Go through the records and copy each line where the word "such" occurs.

┄┄┄┄┄┄

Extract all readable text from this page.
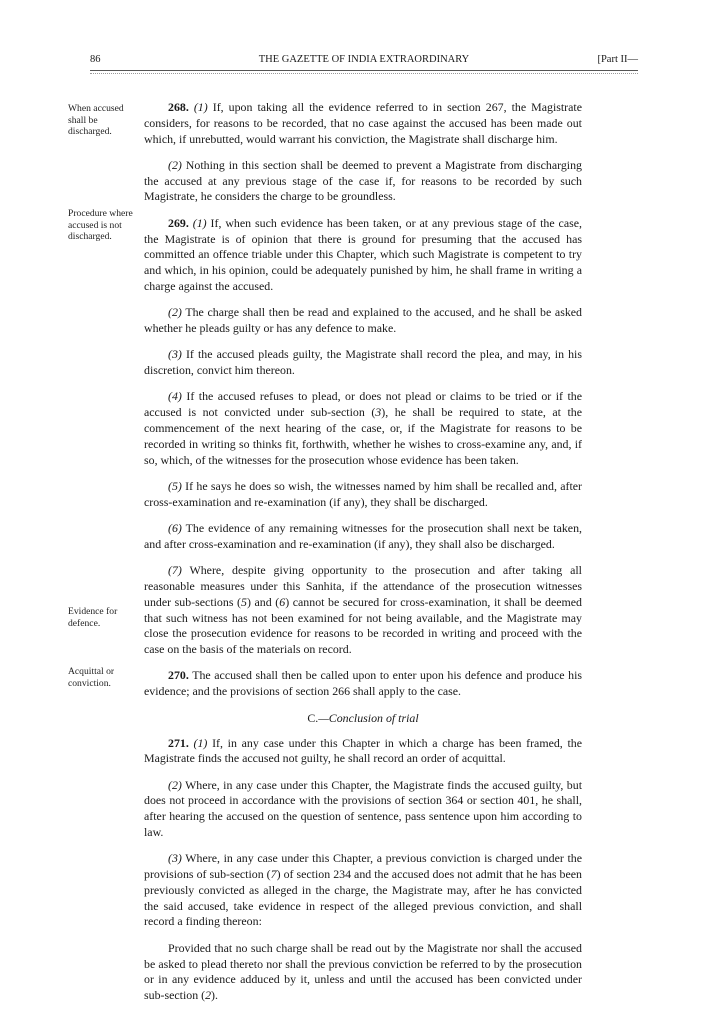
86	THE GAZETTE OF INDIA EXTRAORDINARY	[Part II—
When accused shall be discharged.
Procedure where accused is not discharged.
Evidence for defence.
Acquittal or conviction.

268. (1) If, upon taking all the evidence referred to in section 267, the Magistrate considers, for reasons to be recorded, that no case against the accused has been made out which, if unrebutted, would warrant his conviction, the Magistrate shall discharge him.

(2) Nothing in this section shall be deemed to prevent a Magistrate from discharging the accused at any previous stage of the case if, for reasons to be recorded by such Magistrate, he considers the charge to be groundless.

269. (1) If, when such evidence has been taken, or at any previous stage of the case, the Magistrate is of opinion that there is ground for presuming that the accused has committed an offence triable under this Chapter, which such Magistrate is competent to try and which, in his opinion, could be adequately punished by him, he shall frame in writing a charge against the accused.

(2) The charge shall then be read and explained to the accused, and he shall be asked whether he pleads guilty or has any defence to make.

(3) If the accused pleads guilty, the Magistrate shall record the plea, and may, in his discretion, convict him thereon.

(4) If the accused refuses to plead, or does not plead or claims to be tried or if the accused is not convicted under sub-section (3), he shall be required to state, at the commencement of the next hearing of the case, or, if the Magistrate for reasons to be recorded in writing so thinks fit, forthwith, whether he wishes to cross-examine any, and, if so, which, of the witnesses for the prosecution whose evidence has been taken.

(5) If he says he does so wish, the witnesses named by him shall be recalled and, after cross-examination and re-examination (if any), they shall be discharged.

(6) The evidence of any remaining witnesses for the prosecution shall next be taken, and after cross-examination and re-examination (if any), they shall also be discharged.

(7) Where, despite giving opportunity to the prosecution and after taking all reasonable measures under this Sanhita, if the attendance of the prosecution witnesses under sub-sections (5) and (6) cannot be secured for cross-examination, it shall be deemed that such witness has not been examined for not being available, and the Magistrate may close the prosecution evidence for reasons to be recorded in writing and proceed with the case on the basis of the materials on record.

270. The accused shall then be called upon to enter upon his defence and produce his evidence; and the provisions of section 266 shall apply to the case.

C.—Conclusion of trial

271. (1) If, in any case under this Chapter in which a charge has been framed, the Magistrate finds the accused not guilty, he shall record an order of acquittal.

(2) Where, in any case under this Chapter, the Magistrate finds the accused guilty, but does not proceed in accordance with the provisions of section 364 or section 401, he shall, after hearing the accused on the question of sentence, pass sentence upon him according to law.

(3) Where, in any case under this Chapter, a previous conviction is charged under the provisions of sub-section (7) of section 234 and the accused does not admit that he has been previously convicted as alleged in the charge, the Magistrate may, after he has convicted the said accused, take evidence in respect of the alleged previous conviction, and shall record a finding thereon:

Provided that no such charge shall be read out by the Magistrate nor shall the accused be asked to plead thereto nor shall the previous conviction be referred to by the prosecution or in any evidence adduced by it, unless and until the accused has been convicted under sub-section (2).
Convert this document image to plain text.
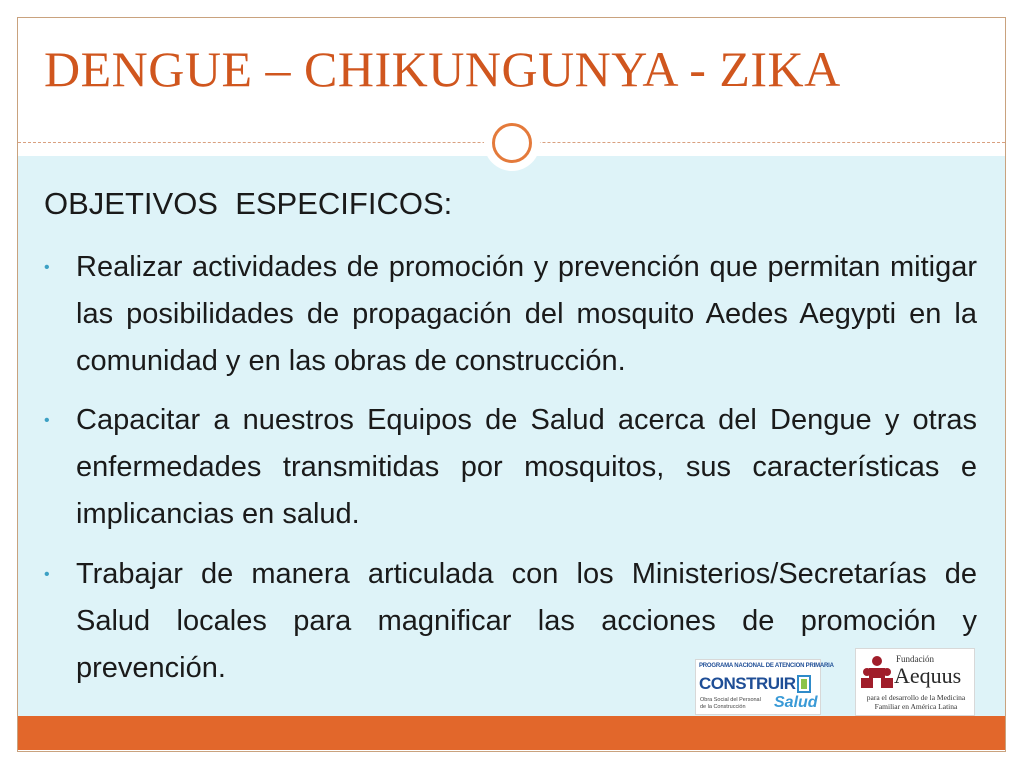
DENGUE – CHIKUNGUNYA - ZIKA
OBJETIVOS  ESPECIFICOS:
• Realizar actividades de promoción y prevención que permitan mitigar las posibilidades de propagación del mosquito Aedes Aegypti en la comunidad y en las obras de construcción.
• Capacitar a nuestros Equipos de Salud acerca del Dengue y otras enfermedades transmitidas por mosquitos, sus características e implicancias en salud.
• Trabajar de manera articulada con los Ministerios/Secretarías de Salud locales para magnificar las acciones de promoción y prevención.	PROGRAMA NACIONAL DE ATENCION PRIMARIA
CONSTRUIR
Obra Social del Personal
de la Construcción	Salud
Fundación
Aequus
para el desarrollo de la Medicina
Familiar en América Latina
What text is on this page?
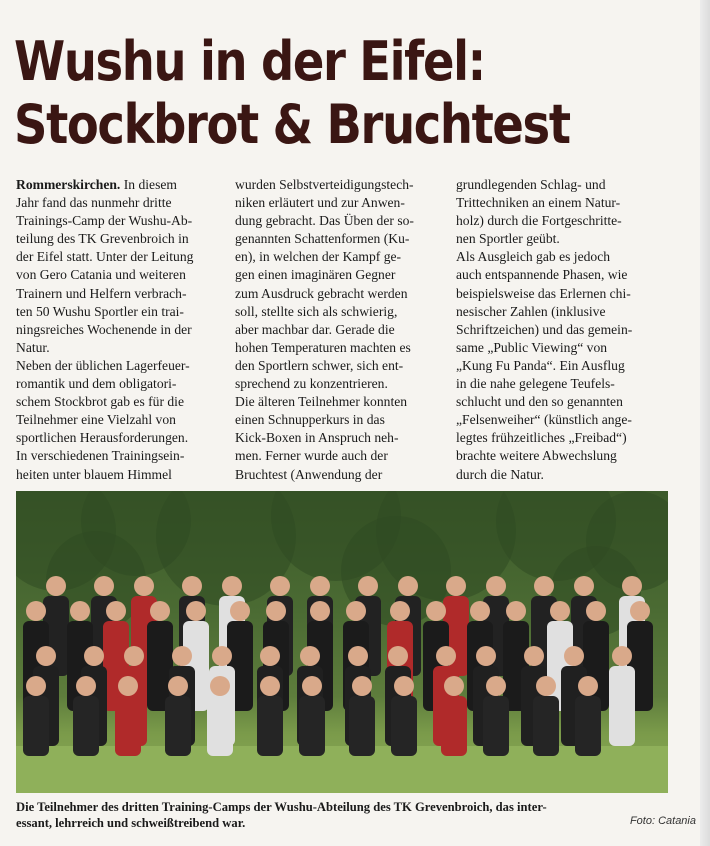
Wushu in der Eifel:
Stockbrot & Bruchtest

Rommerskirchen. In diesem

Jahr fand das nunmehr dritte

Trainings-Camp der Wushu-Ab-

teilung des TK Grevenbroich in

der Eifel statt. Unter der Leitung

von Gero Catania und weiteren

Trainern und Helfern verbrach-

ten 50 Wushu Sportler ein trai-

ningsreiches Wochenende in der

Natur.

Neben der üblichen Lagerfeuer-

romantik und dem obligatori-

schem Stockbrot gab es für die

Teilnehmer eine Vielzahl von

sportlichen Herausforderungen.

In verschiedenen Trainingsein-

heiten unter blauem Himmel

wurden Selbstverteidigungstech-

niken erläutert und zur Anwen-

dung gebracht. Das Üben der so-

genannten Schattenformen (Ku-

en), in welchen der Kampf ge-

gen einen imaginären Gegner

zum Ausdruck gebracht werden

soll, stellte sich als schwierig,

aber machbar dar. Gerade die

hohen Temperaturen machten es

den Sportlern schwer, sich ent-

sprechend zu konzentrieren.

Die älteren Teilnehmer konnten

einen Schnupperkurs in das

Kick-Boxen in Anspruch neh-

men. Ferner wurde auch der

Bruchtest (Anwendung der

grundlegenden Schlag- und

Trittechniken an einem Natur-

holz) durch die Fortgeschritte-

nen Sportler geübt.

Als Ausgleich gab es jedoch

auch entspannende Phasen, wie

beispielsweise das Erlernen chi-

nesischer Zahlen (inklusive

Schriftzeichen) und das gemein-

same „Public Viewing“ von

„Kung Fu Panda“. Ein Ausflug

in die nahe gelegene Teufels-

schlucht und den so genannten

„Felsenweiher“ (künstlich ange-

legtes frühzeitliches „Freibad“)

brachte weitere Abwechslung

durch die Natur.

Die Teilnehmer des dritten Training-Camps der Wushu-Abteilung des TK Grevenbroich, das inter-
essant, lehrreich und schweißtreibend war.	Foto: Catania
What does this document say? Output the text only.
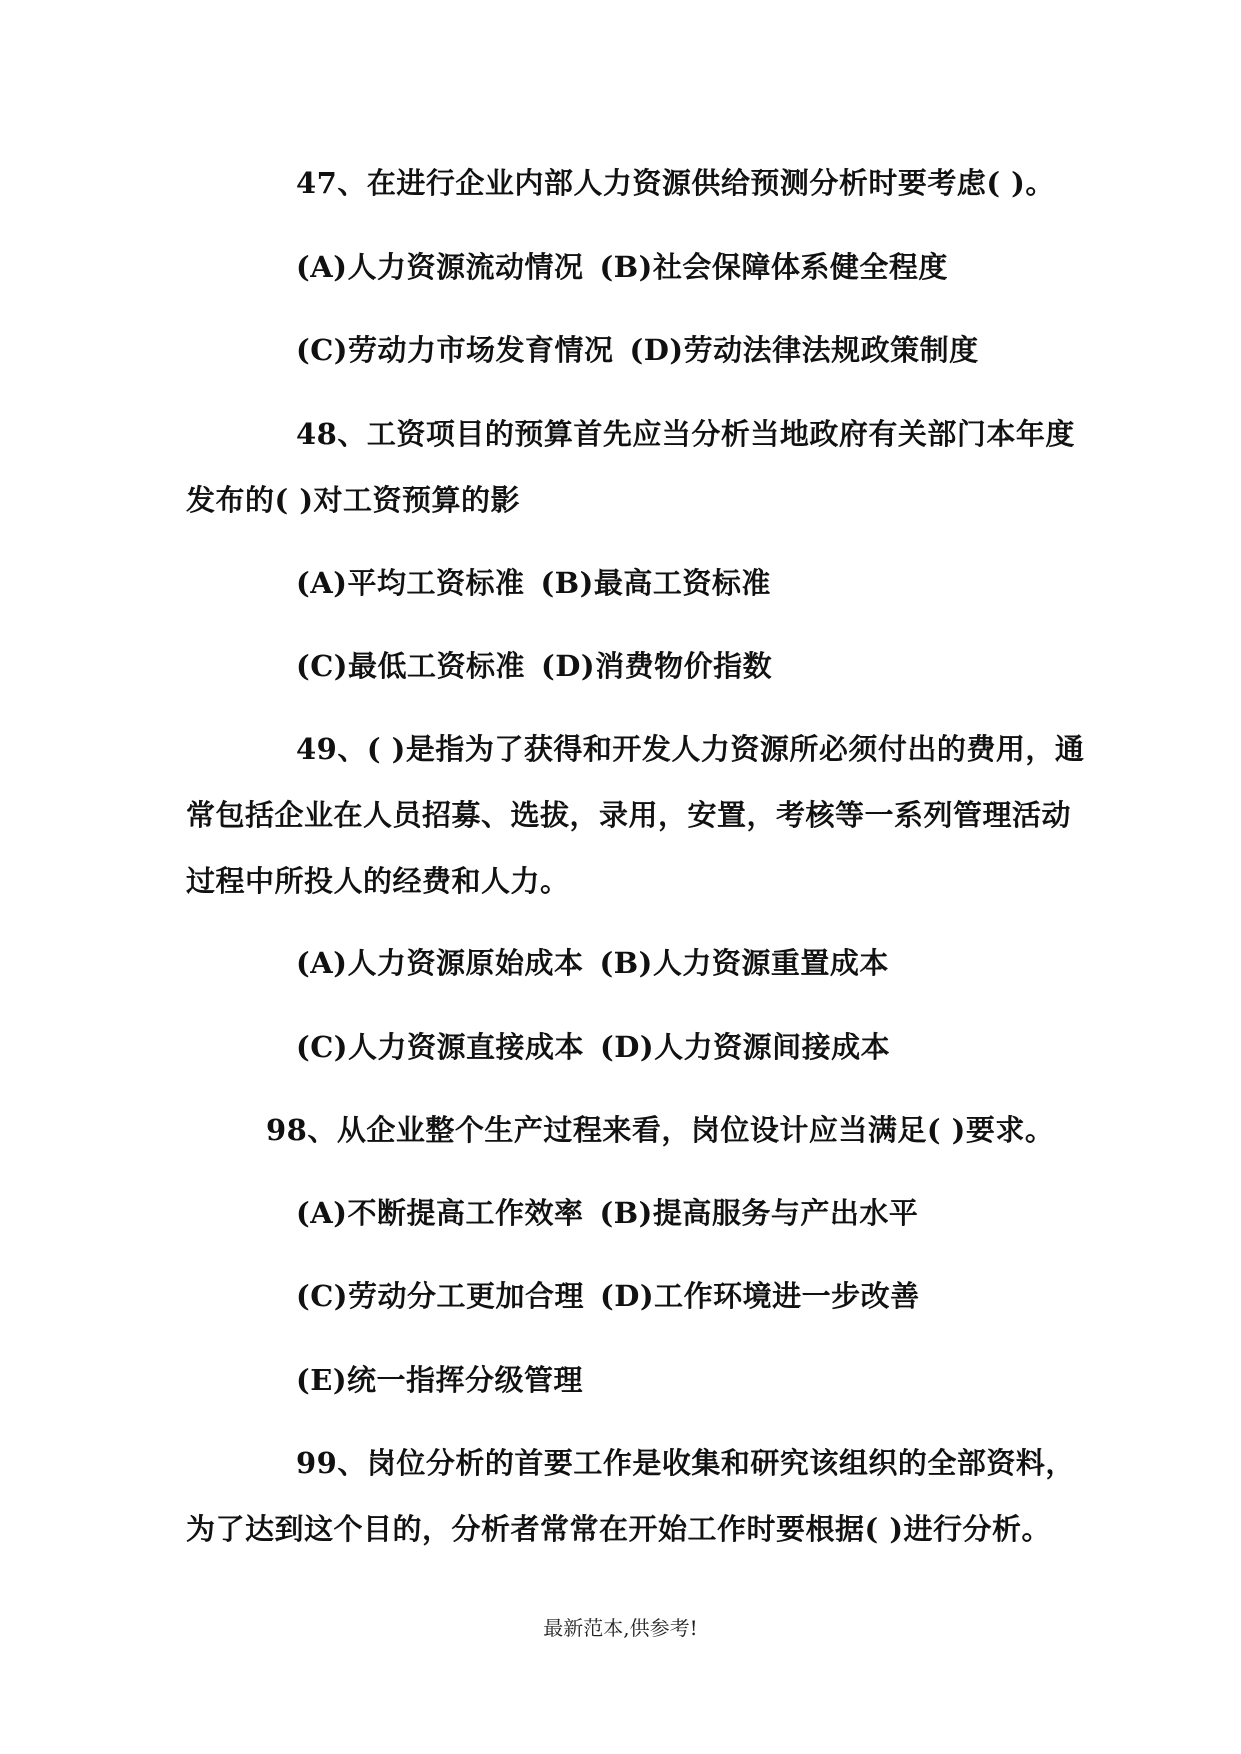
47、在进行企业内部人力资源供给预测分析时要考虑( )。
(A)人力资源流动情况 (B)社会保障体系健全程度
(C)劳动力市场发育情况 (D)劳动法律法规政策制度
48、工资项目的预算首先应当分析当地政府有关部门本年度
发布的( )对工资预算的影
(A)平均工资标准 (B)最高工资标准
(C)最低工资标准 (D)消费物价指数
49、( )是指为了获得和开发人力资源所必须付出的费用，通
常包括企业在人员招募、选拔，录用，安置，考核等一系列管理活动
过程中所投人的经费和人力。
(A)人力资源原始成本 (B)人力资源重置成本
(C)人力资源直接成本 (D)人力资源间接成本
98、从企业整个生产过程来看，岗位设计应当满足( )要求。
(A)不断提高工作效率 (B)提高服务与产出水平
(C)劳动分工更加合理 (D)工作环境进一步改善
(E)统一指挥分级管理
99、岗位分析的首要工作是收集和研究该组织的全部资料，
为了达到这个目的，分析者常常在开始工作时要根据( )进行分析。
最新范本,供参考!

┄┄┄┄┄┄

▶ _Output below_
(2) Nothing in this section shall be deemed to prevent a Magistrate from discharging the accused at any previous stage of the case if, for reasons to be recorded by such Magistrate, he considers the charge to be groundless.
269. (1) If, when such evidence has been taken, or at any previous stage of the case, the Magistrate is of opinion that there is ground for presuming that the accused has committed an offence triable under this Chapter, which such Magistrate is competent to try and which, in his opinion, could be adequately punished by him, he shall frame in writing a charge against the accused.
(7) Where, despite giving opportunity to the prosecution and after taking all reasonable measures under this Sanhita, if the attendance of the prosecution witnesses under sub-sections (5) and (6) cannot be secured for cross-examination, it shall be deemed that such witness has not been examined for not being available, and the Magistrate may close the prosecution evidence for reasons to be recorded in writing and proceed with the case on the basis of the materials on record.
Provided that no such charge shall be read out by the Magistrate nor shall the accused be asked to plead thereto nor shall the previous conviction be referred to by the prosecution or in any evidence adduced by it, unless and until the accused has been convicted under sub-section (2).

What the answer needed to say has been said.